** Directive **
Copy out each line that has "values" in it.
━━━ Supplied records
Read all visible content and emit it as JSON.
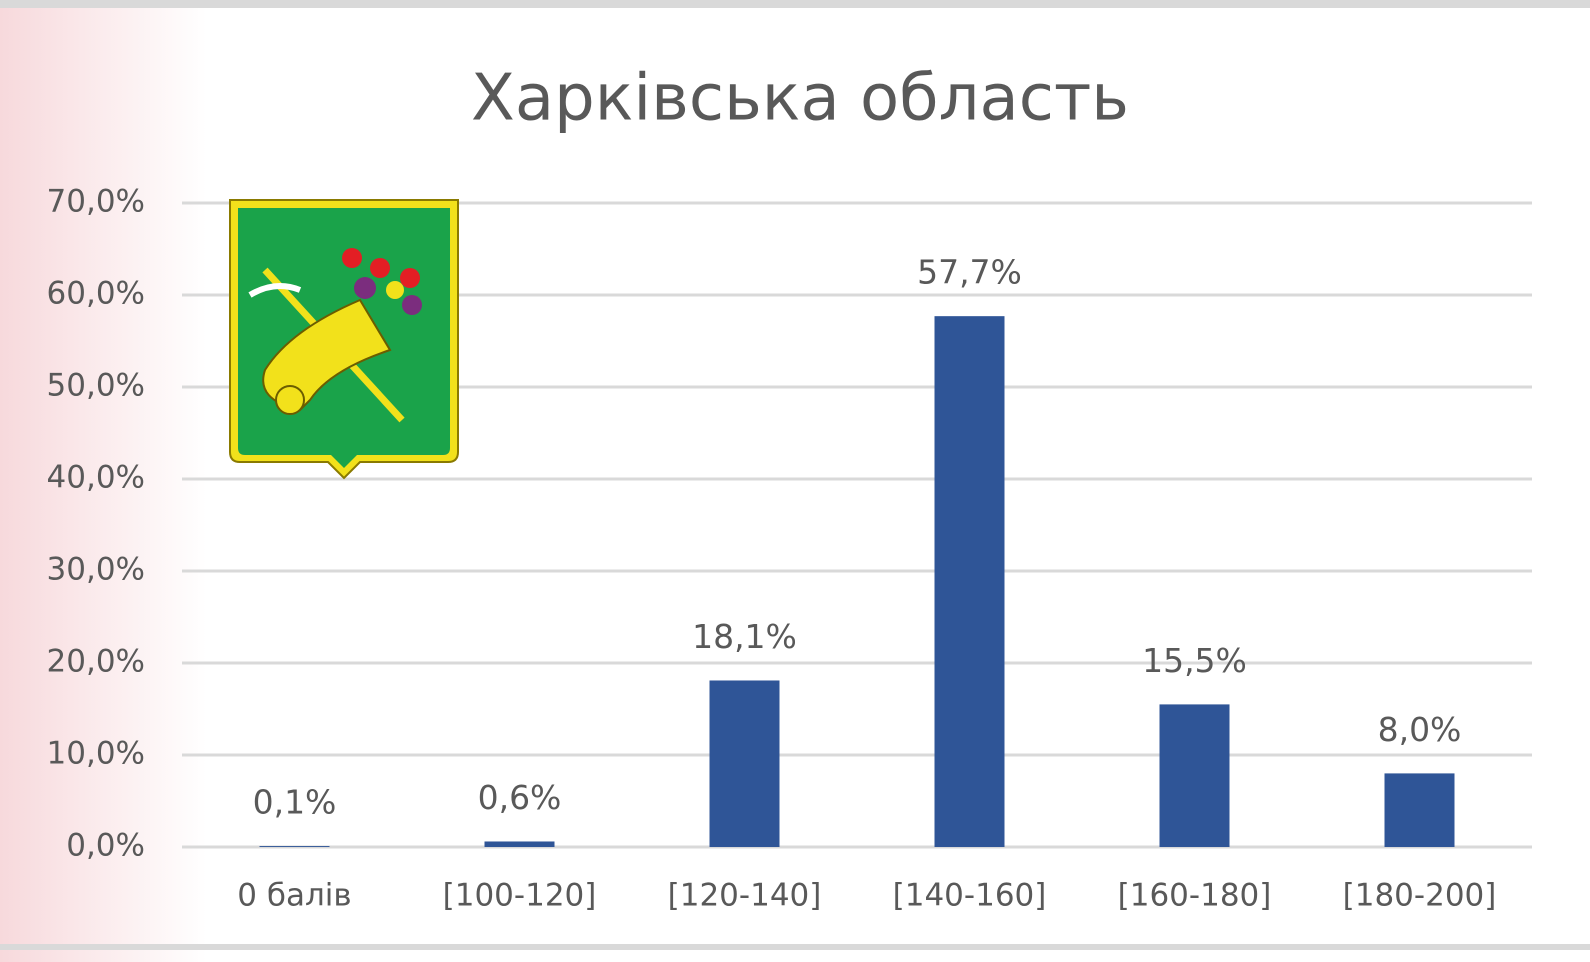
{
  "chart_data": {
    "type": "bar",
    "title": "Харківська область",
    "categories": [
      "0 балів",
      "[100-120]",
      "[120-140]",
      "[140-160]",
      "[160-180]",
      "[180-200]"
    ],
    "values": [
      0.1,
      0.6,
      18.1,
      57.7,
      15.5,
      8.0
    ],
    "value_labels": [
      "0,1%",
      "0,6%",
      "18,1%",
      "57,7%",
      "15,5%",
      "8,0%"
    ],
    "color": "#2f5597",
    "ylim": [
      0,
      70
    ],
    "yticks": [
      {
        "value": 0,
        "label": "0,0%"
      },
      {
        "value": 10,
        "label": "10,0%"
      },
      {
        "value": 20,
        "label": "20,0%"
      },
      {
        "value": 30,
        "label": "30,0%"
      },
      {
        "value": 40,
        "label": "40,0%"
      },
      {
        "value": 50,
        "label": "50,0%"
      },
      {
        "value": 60,
        "label": "60,0%"
      },
      {
        "value": 70,
        "label": "70,0%"
      }
    ],
    "grid": true
  }
}
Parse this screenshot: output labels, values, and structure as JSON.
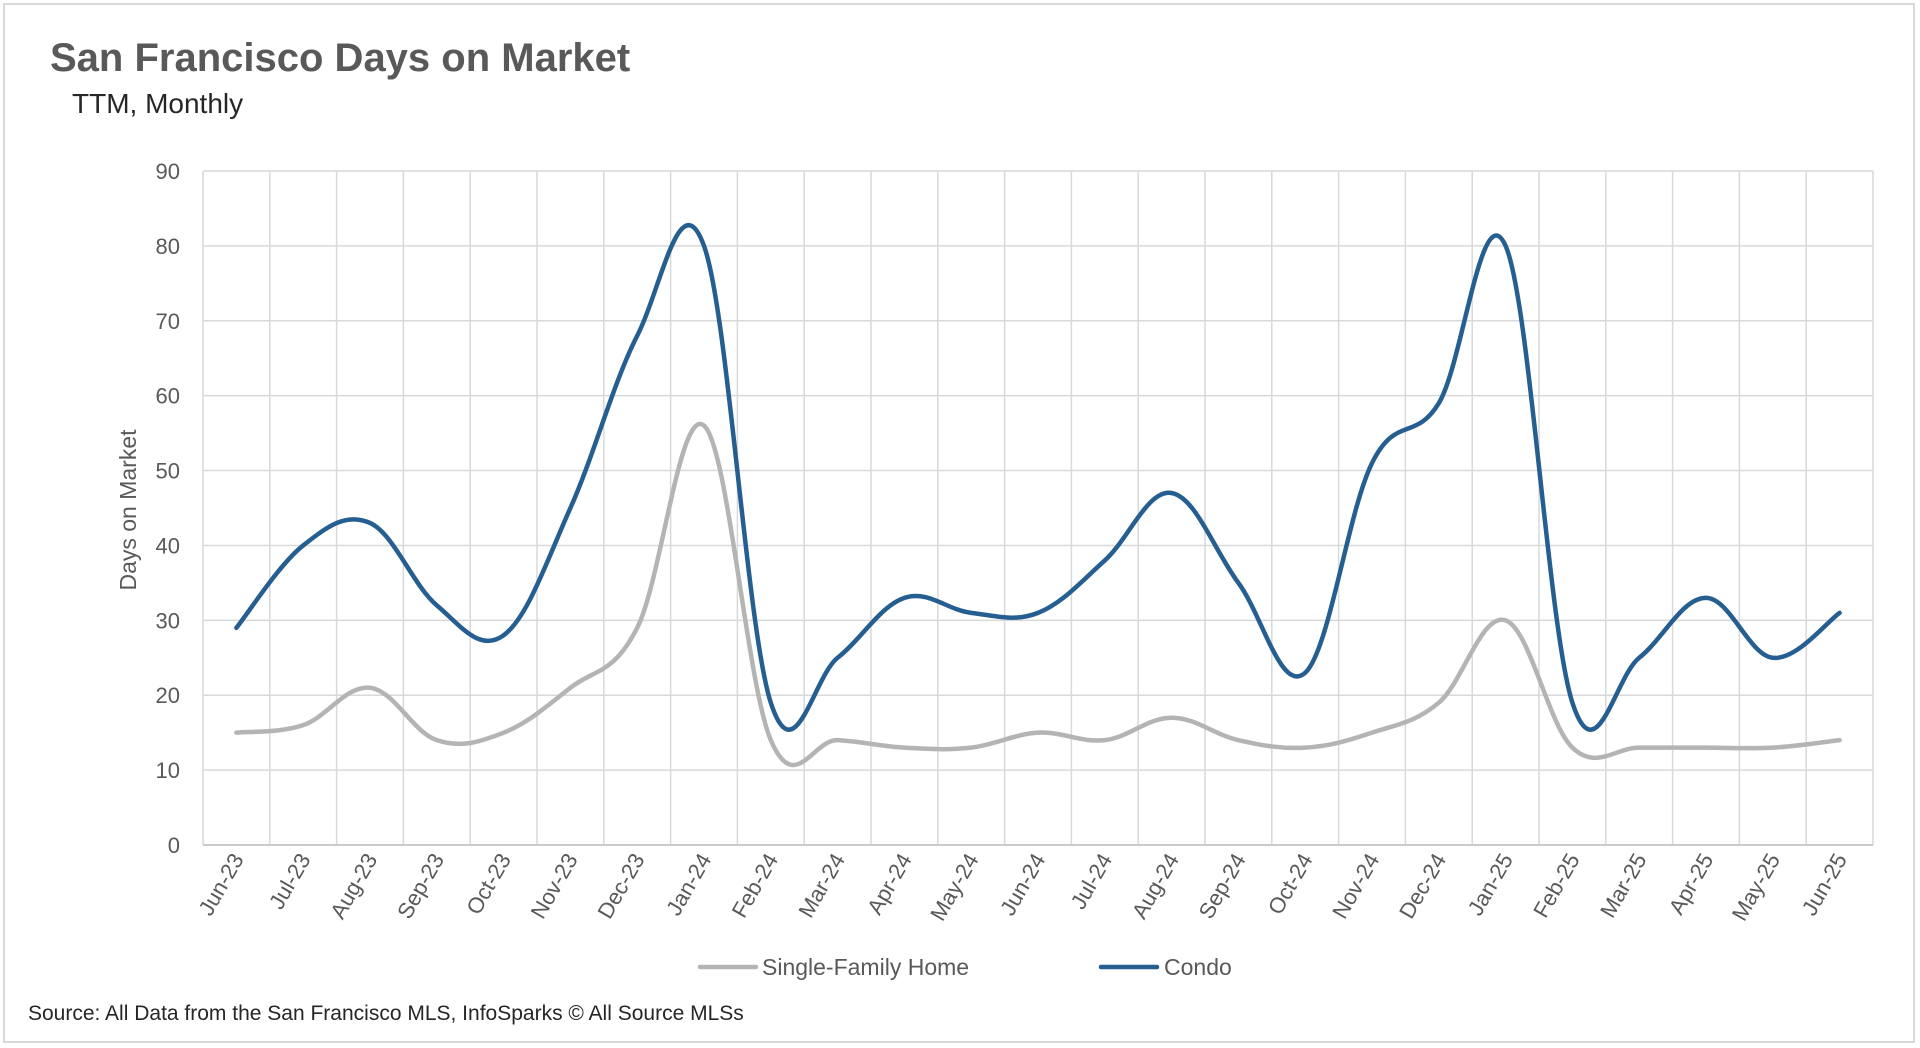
━━━━━━
** Task solution **
    "values": [
Parse this screenshot: output labels, values, and structure as JSON.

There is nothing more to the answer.